(Text passage):
## BEGIN

Question

If tan A + cot A = 2, then the value of tan⁴ A + cot⁴ A =

• A. 2
• B. 1
• C. 4
• D. 5

Answer 1

The Correct Option is A

Given tan A + cot A = 2. Since \(\cot A = \frac{1}{\tan A}\), we can rewrite the given equation as: \(\tan A + \frac{1}{\tan A} = 2\)

Let \(x = \tan A\). 

Then \(x + \frac{1}{x} = 2\). 

Multiplying by \(x\) gives \(x^2 + 1 = 2x\), or \(x^2 - 2x + 1 = 0\). 

This factors as \((x-1)^2 = 0\), so \(x=1\). Thus, \(\tan A = 1\), which implies \(\cot A = \frac{1}{\tan A} = 1\).

Now, tan⁴ A + cot⁴ A = 1⁴ + 1⁴ = 1 + 1 = 2.

## END

(Dataset excerpt):
## BEGIN

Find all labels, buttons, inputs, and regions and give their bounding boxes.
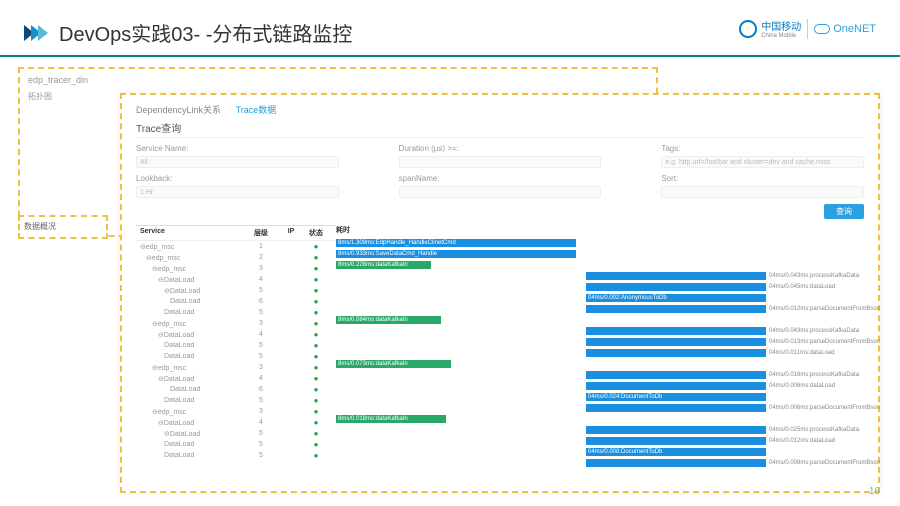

## END

(The request):
Carry the worked trigonometry solution forward from its final sentence.

(Answer to the exercise):
Answer: (A) 2

Answer 2

We are given:

$$ \tan A + \cot A = \tan A + \frac{1}{\tan A} = 2. $$

Let $ x = \tan A $. Then:

$$ x + \frac{1}{x} = 2 \implies x^2 - 2x + 1 = 0 \implies (x - 1)^2 = 0 \implies x = 1. $$

Thus, $ \tan A = 1 $ and $ \cot A = \frac{1}{\tan A} = 1 $.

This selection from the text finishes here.